**Required actions:**
A - Name every title that the profile of Angelee delos Reyes says she holds.
B - Summarize the profile of Angelee delos Reyes in two sentences.
C - Reproduce the passage of the Angelee delos Reyes profile from "Angelee Claudette Francisco delos Reyes (born" to "top 8 Finalist." word for word.

**Text extract:**

- Born: Angelee Claudette Francisco delos Reyes October 14, 1987 (age 38) Olongapo, Philippines
- Height: 1.71 m (5 ft 7 in)
- Beauty pageant titleholder
- Title: Miss Philippines Earth 2013 Miss Bikini Philippines 2011 Miss Supermodel International Philippines 2012 Binibining Zambales 2007
- Hair color: Brown
- Eye color: Black
- Major competition(s): Mutya ng Pilipinas 2007 (Top 15) Miss Philippines Earth 2009 (Best in Talent) Miss Bikini Philippines 2011 (Winner) Miss Bikini International 2011 (Top 12) Miss Supermodel International 2012 (Top 10) Binibining Pilipinas 2012 (Top 12) (Best in Evening Gown) Miss Philippines Earth 2013 (Winner) Miss Earth 2013 (Top 8)

= Angelee delos Reyes =

Filipino beauty pageant titleholder

Angelee Claudette Francisco delos Reyes (born October 14, 1987) is a Filipino model and beauty pageant titleholder who won Miss Philippines Earth 2013. Prior to her win at Miss Philippines Earth 2013, she was a contender in several national beauty pageants including Miss Philippines Earth 2009, Miss Bikini Philippines 2011, and Binibining Pilipinas 2012. She is Miss Earth 2013 top 8 Finalist.

**Data listing:**
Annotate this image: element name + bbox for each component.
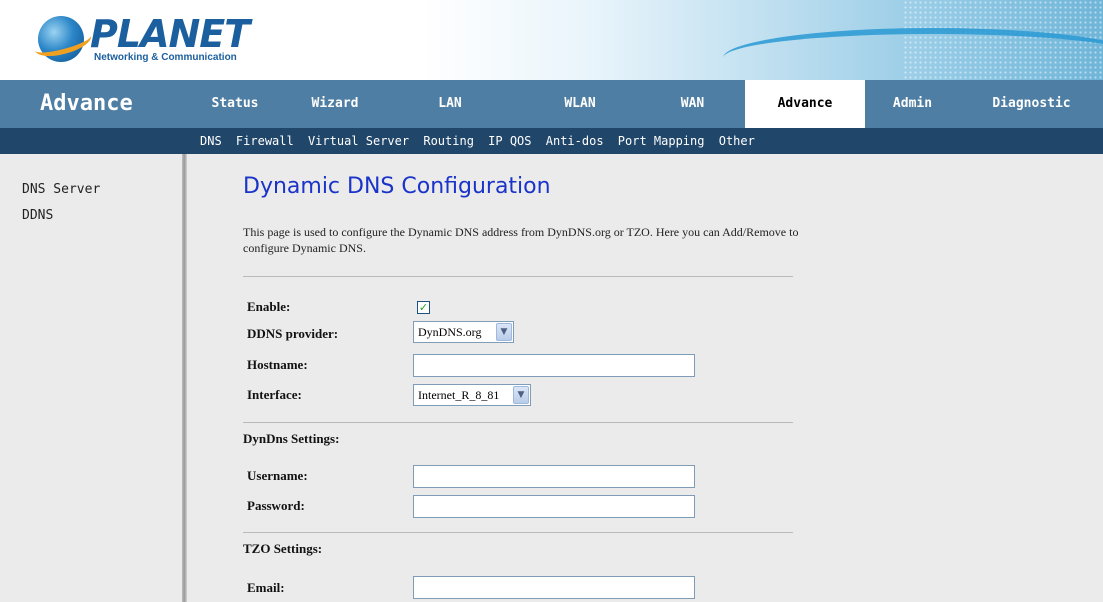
hostname-input[interactable] [413,354,695,377]
subnav-firewall[interactable]: Firewall [236,134,294,148]
subnav-port-mapping[interactable]: Port Mapping [618,134,705,148]
nav-tabs: Status Wizard LAN WLAN WAN Advance Admin… [180,80,1103,128]
tab-wizard[interactable]: Wizard [290,80,380,128]
sub-nav: DNS Firewall Virtual Server Routing IP Q… [0,128,1103,154]
enable-checkbox[interactable]: ✓ [417,301,430,314]
email-label: Email: [247,580,285,595]
tzo-settings-heading: TZO Settings: [243,541,323,556]
interface-value: Internet_R_8_81 [418,388,500,402]
subnav-other[interactable]: Other [719,134,755,148]
subnav-routing[interactable]: Routing [423,134,474,148]
tab-wan[interactable]: WAN [640,80,745,128]
chevron-down-icon: ▼ [513,386,529,404]
subnav-ip-qos[interactable]: IP QOS [488,134,531,148]
tab-status[interactable]: Status [180,80,290,128]
nav-section-title: Advance [40,91,133,116]
subnav-dns[interactable]: DNS [200,134,222,148]
sidebar-item-dns-server[interactable]: DNS Server [22,182,100,197]
enable-label: Enable: [247,299,291,314]
dyndns-settings-heading: DynDns Settings: [243,431,340,446]
hostname-label: Hostname: [247,357,308,372]
tab-admin[interactable]: Admin [865,80,960,128]
subnav-virtual-server[interactable]: Virtual Server [308,134,409,148]
ddns-provider-select[interactable]: DynDNS.org ▼ [413,321,514,343]
interface-label: Interface: [247,387,302,402]
chevron-down-icon: ▼ [496,323,512,341]
main-content: Dynamic DNS Configuration This page is u… [187,154,1103,602]
divider [243,532,793,533]
ddns-provider-label: DDNS provider: [247,326,339,341]
username-input[interactable] [413,465,695,488]
divider [243,422,793,423]
tab-wlan[interactable]: WLAN [520,80,640,128]
tab-advance[interactable]: Advance [745,80,865,128]
tab-diagnostic[interactable]: Diagnostic [960,80,1103,128]
ddns-provider-value: DynDNS.org [418,325,482,339]
divider [243,276,793,277]
main-nav: Advance Status Wizard LAN WLAN WAN Advan… [0,80,1103,128]
email-input[interactable] [413,576,695,599]
password-label: Password: [247,498,305,513]
sidebar: DNS Server DDNS [0,154,182,602]
logo-wordmark: PLANET [90,12,250,56]
page-description: This page is used to configure the Dynam… [243,225,799,255]
tab-lan[interactable]: LAN [380,80,520,128]
header-banner: PLANET Networking & Communication [0,0,1103,80]
subnav-anti-dos[interactable]: Anti-dos [546,134,604,148]
page-title: Dynamic DNS Configuration [243,174,551,199]
password-input[interactable] [413,495,695,518]
planet-logo: PLANET Networking & Communication [32,12,250,68]
username-label: Username: [247,468,308,483]
logo-tagline: Networking & Communication [94,52,237,63]
interface-select[interactable]: Internet_R_8_81 ▼ [413,384,531,406]
sidebar-item-ddns[interactable]: DDNS [22,208,53,223]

**Answers to the exercise:**
A -
- Miss Philippines Earth 2013
- Miss Bikini Philippines 2011
- Miss Supermodel International Philippines 2012
- Binibining Zambales 2007

B - Angelee Claudette Francisco delos Reyes, born October 14, 1987, in Olongapo, is a Filipino model and beauty pageant titleholder who won Miss Philippines Earth 2013 and was a top 8 finalist at Miss Earth 2013. Before that win, she competed in several national pageants, including Miss Philippines Earth 2009, Miss Bikini Philippines 2011, and Binibining Pilipinas 2012.

C -
Angelee Claudette Francisco delos Reyes (born October 14, 1987) is a Filipino model and beauty pageant titleholder who won Miss Philippines Earth 2013. Prior to her win at Miss Philippines Earth 2013, she was a contender in several national beauty pageants including Miss Philippines Earth 2009, Miss Bikini Philippines 2011, and Binibining Pilipinas 2012. She is Miss Earth 2013 top 8 Finalist.